» **Problem**: Identify the lines bearing the string "screenshot" and gather them.

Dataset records
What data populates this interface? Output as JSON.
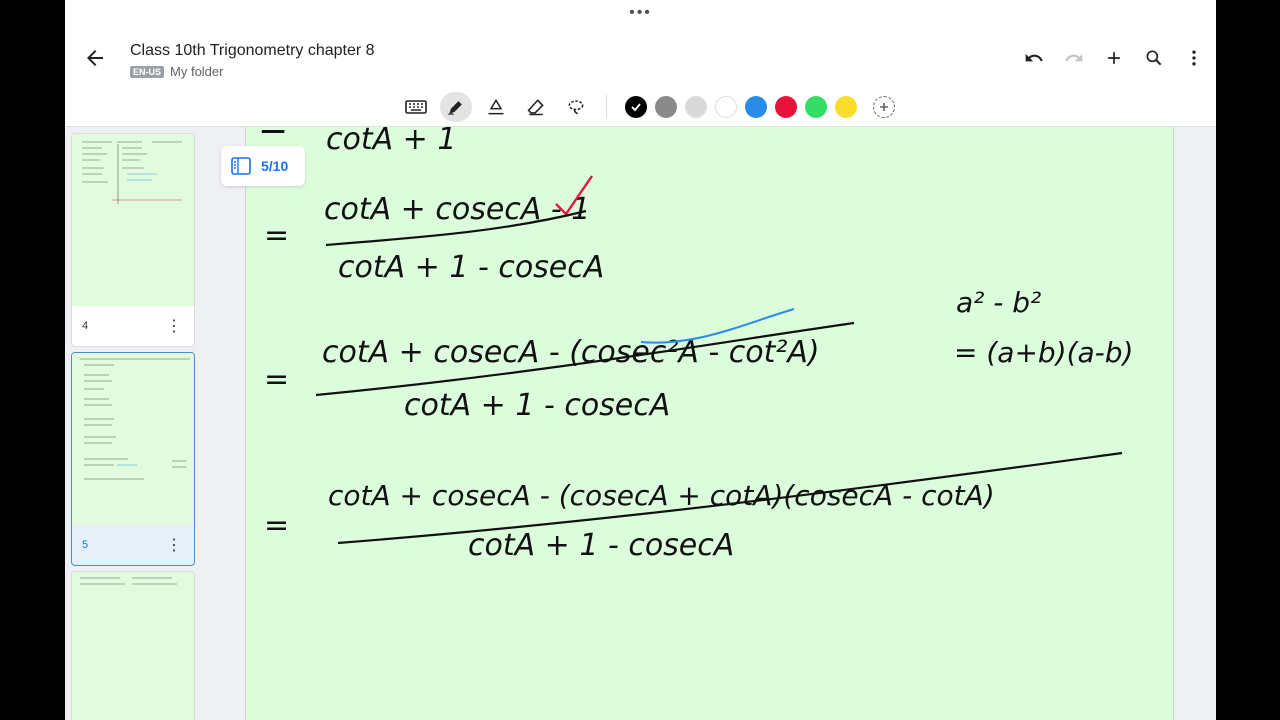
{
  "header": {
    "title": "Class 10th Trigonometry chapter 8",
    "language_badge": "EN-US",
    "folder": "My folder",
    "menu_dots": "•••"
  },
  "toolbar": {
    "tools": [
      "keyboard-icon",
      "pen-icon",
      "highlighter-icon",
      "eraser-icon",
      "lasso-icon"
    ],
    "active_tool": "pen-icon",
    "colors": [
      "#000000",
      "#8a8a8a",
      "#d9d9d9",
      "#ffffff",
      "#2a8be8",
      "#e8133a",
      "#33dd66",
      "#f8dd2a"
    ],
    "selected_color": "#000000"
  },
  "sidebar": {
    "pages": [
      {
        "number": "4"
      },
      {
        "number": "5"
      },
      {
        "number": ""
      }
    ],
    "active_page": "5"
  },
  "canvas": {
    "page_indicator": "5/10",
    "lines": [
      {
        "lhs": "=",
        "numerator": "cotA + 1",
        "denominator": ""
      },
      {
        "lhs": "=",
        "numerator": "cotA + cosecA - 1",
        "denominator": "cotA + 1 - cosecA"
      },
      {
        "lhs": "=",
        "numerator": "cotA + cosecA - (cosec²A - cot²A)",
        "denominator": "cotA + 1 - cosecA"
      },
      {
        "lhs": "=",
        "numerator": "cotA + cosecA - (cosecA + cotA)(cosecA - cotA)",
        "denominator": "cotA + 1 - cosecA"
      }
    ],
    "side_note": [
      "a² - b²",
      "= (a+b)(a-b)"
    ],
    "page_bg": "#dcfddc"
  }
}
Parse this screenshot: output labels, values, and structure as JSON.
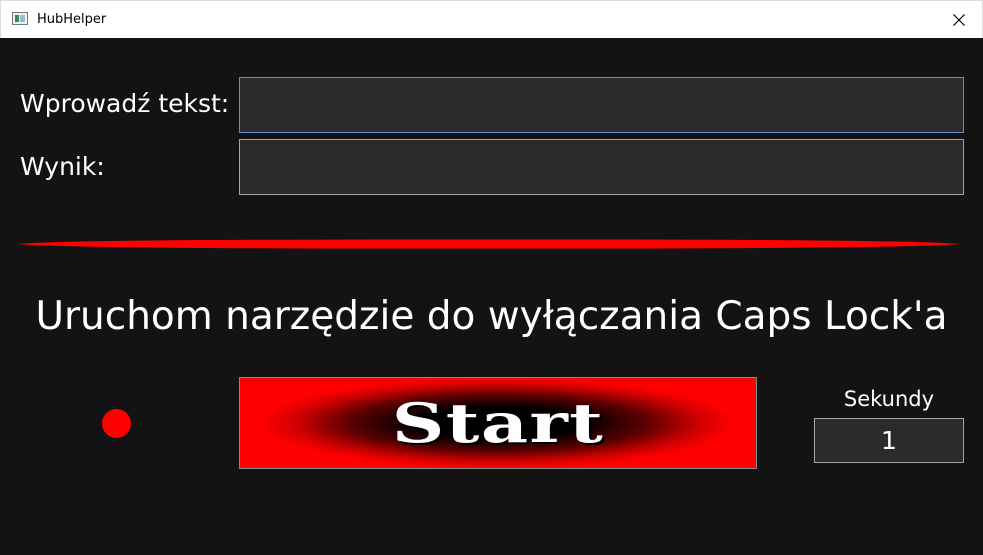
{
  "window": {
    "title": "HubHelper",
    "icon": "app-window-icon",
    "close_icon": "close-icon"
  },
  "form": {
    "input_label": "Wprowadź tekst:",
    "input_value": "",
    "result_label": "Wynik:",
    "result_value": ""
  },
  "divider_color": "#ff0000",
  "capslock_tool": {
    "heading": "Uruchom narzędzie do wyłączania Caps Lock'a",
    "status_color": "#ff0000",
    "start_label": "Start",
    "seconds_label": "Sekundy",
    "seconds_value": "1"
  },
  "colors": {
    "background": "#131313",
    "field_background": "#2d2a2a",
    "accent": "#ff0000",
    "focus_border": "#5b8fd6"
  }
}
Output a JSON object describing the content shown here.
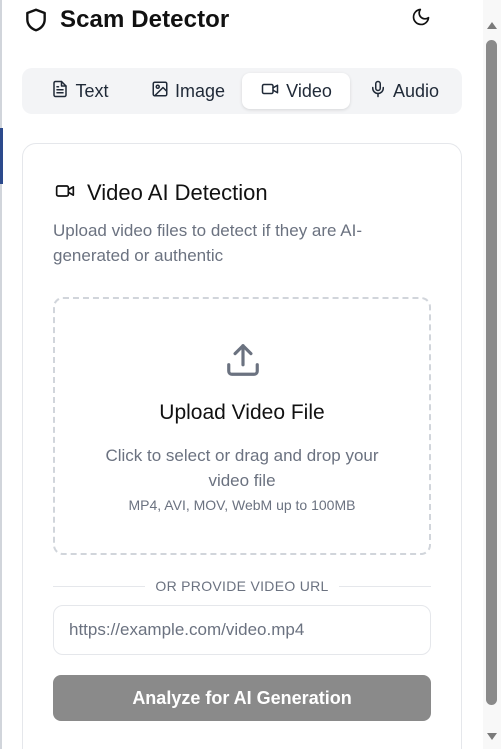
{
  "app": {
    "title": "Scam Detector"
  },
  "tabs": [
    {
      "label": "Text",
      "icon": "file-text-icon",
      "active": false
    },
    {
      "label": "Image",
      "icon": "image-icon",
      "active": false
    },
    {
      "label": "Video",
      "icon": "video-icon",
      "active": true
    },
    {
      "label": "Audio",
      "icon": "mic-icon",
      "active": false
    }
  ],
  "card": {
    "title": "Video AI Detection",
    "description": "Upload video files to detect if they are AI-generated or authentic",
    "dropzone": {
      "title": "Upload Video File",
      "subtitle": "Click to select or drag and drop your video file",
      "formats": "MP4, AVI, MOV, WebM up to 100MB"
    },
    "divider_text": "OR PROVIDE VIDEO URL",
    "url_input": {
      "placeholder": "https://example.com/video.mp4",
      "value": ""
    },
    "analyze_label": "Analyze for AI Generation"
  },
  "colors": {
    "accent_disabled": "#8a8a8a",
    "text_muted": "#6b7280",
    "border": "#e5e7eb",
    "tab_bg": "#f3f4f6"
  }
}
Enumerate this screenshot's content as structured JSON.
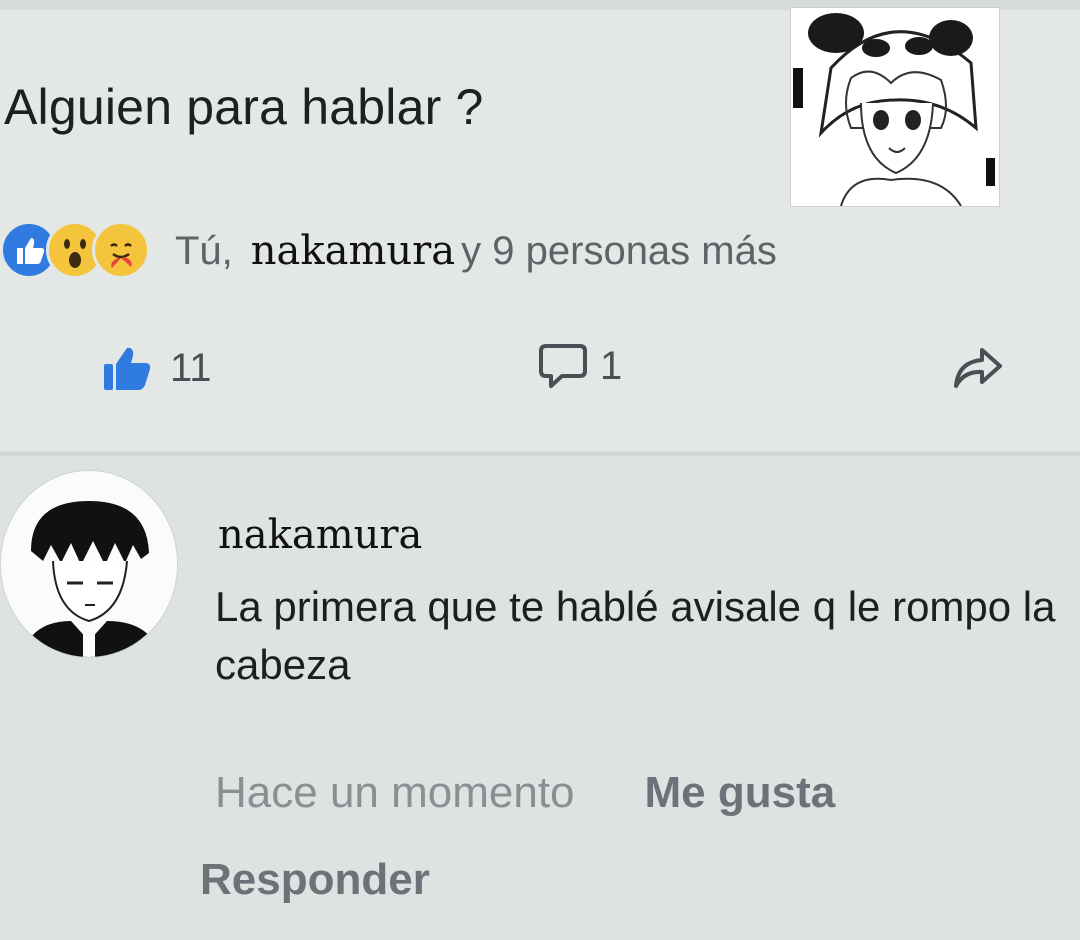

» **Complete answer**:
Parse this screenshot: output labels, values, and structure as JSON.
Enumerate this screenshot's content as structured JSON.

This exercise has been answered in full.